Give back the entire listing verbatim.

———

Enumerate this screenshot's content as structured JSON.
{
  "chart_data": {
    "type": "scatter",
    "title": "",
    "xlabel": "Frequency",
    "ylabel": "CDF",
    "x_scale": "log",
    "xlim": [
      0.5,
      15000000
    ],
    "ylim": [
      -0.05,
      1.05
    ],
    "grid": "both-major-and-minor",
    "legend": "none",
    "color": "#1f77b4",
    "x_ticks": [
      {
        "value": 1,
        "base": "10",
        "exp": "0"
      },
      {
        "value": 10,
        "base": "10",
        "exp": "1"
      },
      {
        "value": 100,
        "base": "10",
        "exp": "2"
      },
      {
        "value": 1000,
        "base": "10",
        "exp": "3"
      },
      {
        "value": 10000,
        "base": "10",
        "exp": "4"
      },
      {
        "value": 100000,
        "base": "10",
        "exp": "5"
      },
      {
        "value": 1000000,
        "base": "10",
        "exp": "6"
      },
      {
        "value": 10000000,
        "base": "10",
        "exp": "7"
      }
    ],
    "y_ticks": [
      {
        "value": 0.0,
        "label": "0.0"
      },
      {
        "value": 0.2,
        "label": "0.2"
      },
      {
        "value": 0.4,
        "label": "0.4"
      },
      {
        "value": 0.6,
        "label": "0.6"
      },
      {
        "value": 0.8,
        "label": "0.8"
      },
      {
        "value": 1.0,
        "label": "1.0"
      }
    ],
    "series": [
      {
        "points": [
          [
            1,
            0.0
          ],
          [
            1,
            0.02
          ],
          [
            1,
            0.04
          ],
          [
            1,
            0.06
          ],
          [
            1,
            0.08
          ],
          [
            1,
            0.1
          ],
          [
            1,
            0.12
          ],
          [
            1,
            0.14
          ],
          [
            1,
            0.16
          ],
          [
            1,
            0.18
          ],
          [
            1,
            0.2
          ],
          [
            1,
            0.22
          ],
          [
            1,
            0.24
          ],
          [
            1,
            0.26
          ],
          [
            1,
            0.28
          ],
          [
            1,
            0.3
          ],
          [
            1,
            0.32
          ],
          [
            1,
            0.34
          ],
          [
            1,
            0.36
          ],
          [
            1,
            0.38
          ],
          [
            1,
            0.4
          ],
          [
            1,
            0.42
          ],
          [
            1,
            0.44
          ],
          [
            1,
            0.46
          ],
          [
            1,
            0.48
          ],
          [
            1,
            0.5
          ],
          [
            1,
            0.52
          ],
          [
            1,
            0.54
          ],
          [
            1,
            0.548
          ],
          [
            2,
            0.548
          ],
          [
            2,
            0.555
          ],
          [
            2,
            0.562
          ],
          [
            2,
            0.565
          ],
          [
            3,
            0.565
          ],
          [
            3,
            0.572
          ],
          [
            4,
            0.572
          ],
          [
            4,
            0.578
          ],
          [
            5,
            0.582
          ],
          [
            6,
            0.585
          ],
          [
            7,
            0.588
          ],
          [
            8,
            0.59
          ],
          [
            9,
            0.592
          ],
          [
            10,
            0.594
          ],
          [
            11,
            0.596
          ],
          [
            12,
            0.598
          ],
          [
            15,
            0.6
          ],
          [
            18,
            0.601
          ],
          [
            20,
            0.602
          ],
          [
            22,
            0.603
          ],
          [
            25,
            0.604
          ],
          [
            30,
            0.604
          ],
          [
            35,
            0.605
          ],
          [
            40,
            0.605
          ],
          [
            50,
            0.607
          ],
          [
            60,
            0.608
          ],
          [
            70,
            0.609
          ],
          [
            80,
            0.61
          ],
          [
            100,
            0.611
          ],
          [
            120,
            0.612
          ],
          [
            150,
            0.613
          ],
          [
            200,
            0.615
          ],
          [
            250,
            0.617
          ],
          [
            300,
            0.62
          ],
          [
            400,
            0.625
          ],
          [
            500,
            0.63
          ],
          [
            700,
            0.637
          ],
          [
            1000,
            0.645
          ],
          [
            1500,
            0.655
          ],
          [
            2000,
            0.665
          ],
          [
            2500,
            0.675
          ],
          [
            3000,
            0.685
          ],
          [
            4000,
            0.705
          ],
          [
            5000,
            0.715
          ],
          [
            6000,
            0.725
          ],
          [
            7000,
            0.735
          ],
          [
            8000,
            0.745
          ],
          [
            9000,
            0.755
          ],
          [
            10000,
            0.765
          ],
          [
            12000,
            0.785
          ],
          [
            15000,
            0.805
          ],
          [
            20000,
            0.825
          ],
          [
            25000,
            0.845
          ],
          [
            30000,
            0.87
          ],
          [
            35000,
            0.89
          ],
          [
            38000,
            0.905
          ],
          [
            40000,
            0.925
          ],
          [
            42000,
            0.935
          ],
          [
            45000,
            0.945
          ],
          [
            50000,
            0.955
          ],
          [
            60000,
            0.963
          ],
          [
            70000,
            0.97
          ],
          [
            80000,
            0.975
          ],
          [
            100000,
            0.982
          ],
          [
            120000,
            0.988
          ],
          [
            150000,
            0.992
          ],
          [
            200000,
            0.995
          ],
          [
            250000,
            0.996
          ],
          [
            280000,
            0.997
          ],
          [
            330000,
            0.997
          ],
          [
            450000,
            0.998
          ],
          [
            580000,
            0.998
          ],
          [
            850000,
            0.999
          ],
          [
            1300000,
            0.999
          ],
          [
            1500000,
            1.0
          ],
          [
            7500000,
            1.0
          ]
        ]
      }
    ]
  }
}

———

**Completed task**
Enumerate this screenshot's content as structured JSON.
{
  "chart_data": {
    "type": "scatter",
    "title": "",
    "xlabel": "Frequency",
    "ylabel": "CDF",
    "x_scale": "log",
    "xlim": [
      0.5,
      15000000
    ],
    "ylim": [
      -0.05,
      1.05
    ],
    "grid": "both-major-and-minor",
    "legend": "none",
    "color": "#1f77b4",
    "x_ticks": [
      {
        "value": 1,
        "base": "10",
        "exp": "0"
      },
      {
        "value": 10,
        "base": "10",
        "exp": "1"
      },
      {
        "value": 100,
        "base": "10",
        "exp": "2"
      },
      {
        "value": 1000,
        "base": "10",
        "exp": "3"
      },
      {
        "value": 10000,
        "base": "10",
        "exp": "4"
      },
      {
        "value": 100000,
        "base": "10",
        "exp": "5"
      },
      {
        "value": 1000000,
        "base": "10",
        "exp": "6"
      },
      {
        "value": 10000000,
        "base": "10",
        "exp": "7"
      }
    ],
    "y_ticks": [
      {
        "value": 0.0,
        "label": "0.0"
      },
      {
        "value": 0.2,
        "label": "0.2"
      },
      {
        "value": 0.4,
        "label": "0.4"
      },
      {
        "value": 0.6,
        "label": "0.6"
      },
      {
        "value": 0.8,
        "label": "0.8"
      },
      {
        "value": 1.0,
        "label": "1.0"
      }
    ],
    "series": [
      {
        "points": [
          [
            1,
            0.0
          ],
          [
            1,
            0.02
          ],
          [
            1,
            0.04
          ],
          [
            1,
            0.06
          ],
          [
            1,
            0.08
          ],
          [
            1,
            0.1
          ],
          [
            1,
            0.12
          ],
          [
            1,
            0.14
          ],
          [
            1,
            0.16
          ],
          [
            1,
            0.18
          ],
          [
            1,
            0.2
          ],
          [
            1,
            0.22
          ],
          [
            1,
            0.24
          ],
          [
            1,
            0.26
          ],
          [
            1,
            0.28
          ],
          [
            1,
            0.3
          ],
          [
            1,
            0.32
          ],
          [
            1,
            0.34
          ],
          [
            1,
            0.36
          ],
          [
            1,
            0.38
          ],
          [
            1,
            0.4
          ],
          [
            1,
            0.42
          ],
          [
            1,
            0.44
          ],
          [
            1,
            0.46
          ],
          [
            1,
            0.48
          ],
          [
            1,
            0.5
          ],
          [
            1,
            0.52
          ],
          [
            1,
            0.54
          ],
          [
            1,
            0.548
          ],
          [
            2,
            0.548
          ],
          [
            2,
            0.555
          ],
          [
            2,
            0.562
          ],
          [
            2,
            0.565
          ],
          [
            3,
            0.565
          ],
          [
            3,
            0.572
          ],
          [
            4,
            0.572
          ],
          [
            4,
            0.578
          ],
          [
            5,
            0.582
          ],
          [
            6,
            0.585
          ],
          [
            7,
            0.588
          ],
          [
            8,
            0.59
          ],
          [
            9,
            0.592
          ],
          [
            10,
            0.594
          ],
          [
            11,
            0.596
          ],
          [
            12,
            0.598
          ],
          [
            15,
            0.6
          ],
          [
            18,
            0.601
          ],
          [
            20,
            0.602
          ],
          [
            22,
            0.603
          ],
          [
            25,
            0.604
          ],
          [
            30,
            0.604
          ],
          [
            35,
            0.605
          ],
          [
            40,
            0.605
          ],
          [
            50,
            0.607
          ],
          [
            60,
            0.608
          ],
          [
            70,
            0.609
          ],
          [
            80,
            0.61
          ],
          [
            100,
            0.611
          ],
          [
            120,
            0.612
          ],
          [
            150,
            0.613
          ],
          [
            200,
            0.615
          ],
          [
            250,
            0.617
          ],
          [
            300,
            0.62
          ],
          [
            400,
            0.625
          ],
          [
            500,
            0.63
          ],
          [
            700,
            0.637
          ],
          [
            1000,
            0.645
          ],
          [
            1500,
            0.655
          ],
          [
            2000,
            0.665
          ],
          [
            2500,
            0.675
          ],
          [
            3000,
            0.685
          ],
          [
            4000,
            0.705
          ],
          [
            5000,
            0.715
          ],
          [
            6000,
            0.725
          ],
          [
            7000,
            0.735
          ],
          [
            8000,
            0.745
          ],
          [
            9000,
            0.755
          ],
          [
            10000,
            0.765
          ],
          [
            12000,
            0.785
          ],
          [
            15000,
            0.805
          ],
          [
            20000,
            0.825
          ],
          [
            25000,
            0.845
          ],
          [
            30000,
            0.87
          ],
          [
            35000,
            0.89
          ],
          [
            38000,
            0.905
          ],
          [
            40000,
            0.925
          ],
          [
            42000,
            0.935
          ],
          [
            45000,
            0.945
          ],
          [
            50000,
            0.955
          ],
          [
            60000,
            0.963
          ],
          [
            70000,
            0.97
          ],
          [
            80000,
            0.975
          ],
          [
            100000,
            0.982
          ],
          [
            120000,
            0.988
          ],
          [
            150000,
            0.992
          ],
          [
            200000,
            0.995
          ],
          [
            250000,
            0.996
          ],
          [
            280000,
            0.997
          ],
          [
            330000,
            0.997
          ],
          [
            450000,
            0.998
          ],
          [
            580000,
            0.998
          ],
          [
            850000,
            0.999
          ],
          [
            1300000,
            0.999
          ],
          [
            1500000,
            1.0
          ],
          [
            7500000,
            1.0
          ]
        ]
      }
    ]
  }
}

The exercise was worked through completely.